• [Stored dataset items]
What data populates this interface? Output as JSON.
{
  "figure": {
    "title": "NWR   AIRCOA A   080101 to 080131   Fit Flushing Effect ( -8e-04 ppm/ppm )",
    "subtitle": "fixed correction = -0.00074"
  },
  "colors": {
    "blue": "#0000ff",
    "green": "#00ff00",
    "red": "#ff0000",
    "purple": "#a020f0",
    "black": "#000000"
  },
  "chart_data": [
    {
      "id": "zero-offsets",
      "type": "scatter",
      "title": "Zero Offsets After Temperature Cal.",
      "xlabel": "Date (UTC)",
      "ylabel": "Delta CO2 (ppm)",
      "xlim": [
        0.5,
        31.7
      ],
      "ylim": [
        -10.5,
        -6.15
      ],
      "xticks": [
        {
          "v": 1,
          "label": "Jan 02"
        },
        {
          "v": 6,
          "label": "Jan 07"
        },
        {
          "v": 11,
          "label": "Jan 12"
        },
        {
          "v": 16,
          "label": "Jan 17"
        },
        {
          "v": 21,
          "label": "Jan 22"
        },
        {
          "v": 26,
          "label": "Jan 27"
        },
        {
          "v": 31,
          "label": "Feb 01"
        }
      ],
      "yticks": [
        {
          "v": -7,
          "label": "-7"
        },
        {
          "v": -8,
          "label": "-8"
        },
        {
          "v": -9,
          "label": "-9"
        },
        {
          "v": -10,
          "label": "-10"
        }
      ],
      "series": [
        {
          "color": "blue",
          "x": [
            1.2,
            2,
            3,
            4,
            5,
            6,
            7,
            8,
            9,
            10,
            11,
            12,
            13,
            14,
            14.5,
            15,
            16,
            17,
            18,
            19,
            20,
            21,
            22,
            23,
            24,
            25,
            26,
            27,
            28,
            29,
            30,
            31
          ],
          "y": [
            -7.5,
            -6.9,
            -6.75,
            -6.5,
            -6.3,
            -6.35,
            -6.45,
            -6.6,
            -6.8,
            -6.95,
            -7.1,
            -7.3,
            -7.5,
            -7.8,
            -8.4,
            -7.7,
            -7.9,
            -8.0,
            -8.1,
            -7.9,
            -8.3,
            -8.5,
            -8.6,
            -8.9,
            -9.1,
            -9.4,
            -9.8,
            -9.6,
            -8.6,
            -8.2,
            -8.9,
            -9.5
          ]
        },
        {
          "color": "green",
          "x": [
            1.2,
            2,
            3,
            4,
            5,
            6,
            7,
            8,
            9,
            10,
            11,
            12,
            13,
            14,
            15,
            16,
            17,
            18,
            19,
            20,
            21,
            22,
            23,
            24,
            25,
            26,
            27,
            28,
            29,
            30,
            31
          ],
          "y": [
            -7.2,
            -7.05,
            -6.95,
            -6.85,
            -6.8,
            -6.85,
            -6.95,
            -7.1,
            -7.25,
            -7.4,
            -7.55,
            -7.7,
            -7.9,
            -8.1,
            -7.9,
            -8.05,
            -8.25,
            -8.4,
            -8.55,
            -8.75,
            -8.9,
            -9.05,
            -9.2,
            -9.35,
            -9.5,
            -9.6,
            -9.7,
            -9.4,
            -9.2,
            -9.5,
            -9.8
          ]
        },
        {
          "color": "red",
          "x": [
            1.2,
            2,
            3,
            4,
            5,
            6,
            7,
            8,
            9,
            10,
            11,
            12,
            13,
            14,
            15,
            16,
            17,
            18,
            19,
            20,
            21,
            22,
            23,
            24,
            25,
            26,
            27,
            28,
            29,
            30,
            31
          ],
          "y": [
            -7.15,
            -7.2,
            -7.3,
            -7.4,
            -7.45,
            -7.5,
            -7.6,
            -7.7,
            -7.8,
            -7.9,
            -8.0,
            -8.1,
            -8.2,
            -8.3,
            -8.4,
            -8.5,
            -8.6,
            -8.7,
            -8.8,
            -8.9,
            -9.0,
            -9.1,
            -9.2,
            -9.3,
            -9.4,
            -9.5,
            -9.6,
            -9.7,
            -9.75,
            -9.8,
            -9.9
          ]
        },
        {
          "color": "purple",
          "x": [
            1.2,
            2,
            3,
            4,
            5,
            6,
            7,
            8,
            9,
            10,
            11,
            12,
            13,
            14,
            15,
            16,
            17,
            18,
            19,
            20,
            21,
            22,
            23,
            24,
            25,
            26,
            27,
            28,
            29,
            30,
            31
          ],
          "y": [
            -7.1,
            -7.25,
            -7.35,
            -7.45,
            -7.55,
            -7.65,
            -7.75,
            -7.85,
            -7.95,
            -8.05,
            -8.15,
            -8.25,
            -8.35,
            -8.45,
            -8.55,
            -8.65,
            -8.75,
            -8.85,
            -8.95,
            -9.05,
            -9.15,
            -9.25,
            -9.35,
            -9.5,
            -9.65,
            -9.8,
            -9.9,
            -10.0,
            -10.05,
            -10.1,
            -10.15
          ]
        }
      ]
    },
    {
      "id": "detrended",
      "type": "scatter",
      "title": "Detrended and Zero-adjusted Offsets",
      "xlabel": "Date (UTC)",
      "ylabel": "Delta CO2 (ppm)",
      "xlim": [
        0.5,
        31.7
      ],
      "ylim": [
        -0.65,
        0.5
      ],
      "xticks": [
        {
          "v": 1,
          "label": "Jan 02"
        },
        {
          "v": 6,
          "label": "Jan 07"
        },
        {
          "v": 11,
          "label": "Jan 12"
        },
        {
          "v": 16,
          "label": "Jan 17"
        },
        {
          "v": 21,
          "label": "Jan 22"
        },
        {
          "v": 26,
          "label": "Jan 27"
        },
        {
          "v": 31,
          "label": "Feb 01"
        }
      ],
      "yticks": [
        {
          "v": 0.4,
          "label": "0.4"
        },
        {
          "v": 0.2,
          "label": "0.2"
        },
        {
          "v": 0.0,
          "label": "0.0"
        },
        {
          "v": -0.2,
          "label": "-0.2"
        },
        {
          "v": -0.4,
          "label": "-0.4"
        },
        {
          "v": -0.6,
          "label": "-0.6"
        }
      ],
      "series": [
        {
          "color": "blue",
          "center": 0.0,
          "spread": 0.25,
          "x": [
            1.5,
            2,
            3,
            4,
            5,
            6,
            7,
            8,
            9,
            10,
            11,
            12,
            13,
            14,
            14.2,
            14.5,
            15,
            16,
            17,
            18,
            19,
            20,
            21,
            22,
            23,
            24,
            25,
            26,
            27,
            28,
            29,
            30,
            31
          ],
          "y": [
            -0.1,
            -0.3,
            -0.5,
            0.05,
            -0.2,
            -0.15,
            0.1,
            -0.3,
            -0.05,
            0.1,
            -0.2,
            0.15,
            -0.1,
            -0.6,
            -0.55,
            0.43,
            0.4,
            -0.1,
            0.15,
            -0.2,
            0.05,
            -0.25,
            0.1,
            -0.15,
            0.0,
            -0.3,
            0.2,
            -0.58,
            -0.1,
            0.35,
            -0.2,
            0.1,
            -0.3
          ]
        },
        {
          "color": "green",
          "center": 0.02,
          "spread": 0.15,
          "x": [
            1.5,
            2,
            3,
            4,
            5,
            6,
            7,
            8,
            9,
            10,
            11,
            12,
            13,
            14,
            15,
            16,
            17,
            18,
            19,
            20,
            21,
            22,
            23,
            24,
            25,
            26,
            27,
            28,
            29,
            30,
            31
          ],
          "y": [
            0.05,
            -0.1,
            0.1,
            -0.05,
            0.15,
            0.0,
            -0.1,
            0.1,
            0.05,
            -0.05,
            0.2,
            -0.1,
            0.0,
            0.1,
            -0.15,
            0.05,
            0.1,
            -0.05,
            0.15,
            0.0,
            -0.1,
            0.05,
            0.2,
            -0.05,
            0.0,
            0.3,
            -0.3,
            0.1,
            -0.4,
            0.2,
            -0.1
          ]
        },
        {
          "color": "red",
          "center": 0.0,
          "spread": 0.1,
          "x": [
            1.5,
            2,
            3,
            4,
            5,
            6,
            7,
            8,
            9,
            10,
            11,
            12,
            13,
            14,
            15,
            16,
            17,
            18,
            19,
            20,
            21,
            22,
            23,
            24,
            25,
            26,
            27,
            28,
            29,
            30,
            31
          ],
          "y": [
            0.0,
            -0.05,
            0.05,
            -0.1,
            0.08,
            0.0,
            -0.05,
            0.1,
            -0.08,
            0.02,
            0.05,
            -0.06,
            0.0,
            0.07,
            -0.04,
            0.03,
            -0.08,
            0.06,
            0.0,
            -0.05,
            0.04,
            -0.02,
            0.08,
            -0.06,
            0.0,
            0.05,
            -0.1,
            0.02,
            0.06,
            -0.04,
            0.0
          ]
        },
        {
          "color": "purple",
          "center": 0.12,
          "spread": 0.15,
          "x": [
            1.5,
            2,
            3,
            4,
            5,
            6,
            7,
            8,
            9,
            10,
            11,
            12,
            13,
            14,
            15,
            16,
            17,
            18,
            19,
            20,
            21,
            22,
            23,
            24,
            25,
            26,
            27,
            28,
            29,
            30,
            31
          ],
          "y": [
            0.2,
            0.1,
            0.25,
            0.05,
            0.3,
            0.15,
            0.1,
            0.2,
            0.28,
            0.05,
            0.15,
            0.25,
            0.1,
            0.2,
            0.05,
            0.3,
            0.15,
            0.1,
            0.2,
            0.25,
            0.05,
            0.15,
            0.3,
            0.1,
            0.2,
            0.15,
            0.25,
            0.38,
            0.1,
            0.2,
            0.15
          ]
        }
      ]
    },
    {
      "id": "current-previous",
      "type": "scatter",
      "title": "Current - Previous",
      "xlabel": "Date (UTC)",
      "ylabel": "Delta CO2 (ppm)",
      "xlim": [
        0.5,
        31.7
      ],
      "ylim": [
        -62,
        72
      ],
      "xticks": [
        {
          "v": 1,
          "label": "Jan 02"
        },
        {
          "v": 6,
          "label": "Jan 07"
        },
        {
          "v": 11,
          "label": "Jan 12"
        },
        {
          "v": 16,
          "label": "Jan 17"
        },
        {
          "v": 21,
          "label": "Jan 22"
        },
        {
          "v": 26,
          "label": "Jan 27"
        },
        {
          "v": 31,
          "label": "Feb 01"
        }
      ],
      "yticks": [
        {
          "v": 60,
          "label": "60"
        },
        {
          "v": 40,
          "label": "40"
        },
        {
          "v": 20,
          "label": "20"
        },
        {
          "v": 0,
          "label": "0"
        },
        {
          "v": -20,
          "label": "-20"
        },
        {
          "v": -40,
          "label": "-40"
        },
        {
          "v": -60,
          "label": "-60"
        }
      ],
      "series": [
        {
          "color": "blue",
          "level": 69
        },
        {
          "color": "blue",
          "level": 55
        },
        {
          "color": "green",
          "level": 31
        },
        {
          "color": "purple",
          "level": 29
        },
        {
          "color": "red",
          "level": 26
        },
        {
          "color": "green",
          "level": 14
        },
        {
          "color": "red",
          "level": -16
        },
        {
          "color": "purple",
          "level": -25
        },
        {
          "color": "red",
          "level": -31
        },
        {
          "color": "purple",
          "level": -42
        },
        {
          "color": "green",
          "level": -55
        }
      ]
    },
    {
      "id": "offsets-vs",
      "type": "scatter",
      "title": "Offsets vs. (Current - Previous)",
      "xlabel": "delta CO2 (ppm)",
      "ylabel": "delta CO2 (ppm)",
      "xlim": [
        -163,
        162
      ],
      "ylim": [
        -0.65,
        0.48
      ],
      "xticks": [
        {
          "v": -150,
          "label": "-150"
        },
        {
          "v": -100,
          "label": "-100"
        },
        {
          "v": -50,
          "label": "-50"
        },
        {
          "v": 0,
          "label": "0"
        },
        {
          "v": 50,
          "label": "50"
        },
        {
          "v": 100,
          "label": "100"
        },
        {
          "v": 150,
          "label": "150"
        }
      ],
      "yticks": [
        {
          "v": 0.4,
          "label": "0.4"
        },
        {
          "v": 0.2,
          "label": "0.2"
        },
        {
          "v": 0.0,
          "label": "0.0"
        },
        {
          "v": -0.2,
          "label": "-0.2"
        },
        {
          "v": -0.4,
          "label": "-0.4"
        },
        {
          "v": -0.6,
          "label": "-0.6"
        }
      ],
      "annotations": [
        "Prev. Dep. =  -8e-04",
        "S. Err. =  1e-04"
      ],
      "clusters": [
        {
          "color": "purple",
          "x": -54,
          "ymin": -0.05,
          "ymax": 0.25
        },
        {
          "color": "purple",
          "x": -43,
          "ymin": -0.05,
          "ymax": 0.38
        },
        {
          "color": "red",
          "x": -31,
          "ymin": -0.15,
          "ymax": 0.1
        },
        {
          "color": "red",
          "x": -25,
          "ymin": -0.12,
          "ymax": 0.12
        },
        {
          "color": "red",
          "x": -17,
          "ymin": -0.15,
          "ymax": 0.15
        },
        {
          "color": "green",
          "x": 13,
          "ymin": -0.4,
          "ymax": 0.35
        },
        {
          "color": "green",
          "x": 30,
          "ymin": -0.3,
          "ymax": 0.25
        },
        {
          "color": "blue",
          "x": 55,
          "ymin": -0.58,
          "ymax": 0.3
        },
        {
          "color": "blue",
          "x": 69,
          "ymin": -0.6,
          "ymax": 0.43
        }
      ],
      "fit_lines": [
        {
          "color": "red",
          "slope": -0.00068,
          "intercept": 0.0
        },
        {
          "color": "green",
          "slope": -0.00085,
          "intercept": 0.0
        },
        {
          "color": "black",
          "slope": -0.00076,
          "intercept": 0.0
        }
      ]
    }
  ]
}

• [TASK TO COMPLETE]
Which lines in the data above contain "spread"? Show each one.

• [WRITTEN ANSWER]
          "spread": 0.25,
          "spread": 0.15,
          "spread": 0.1,
          "spread": 0.15,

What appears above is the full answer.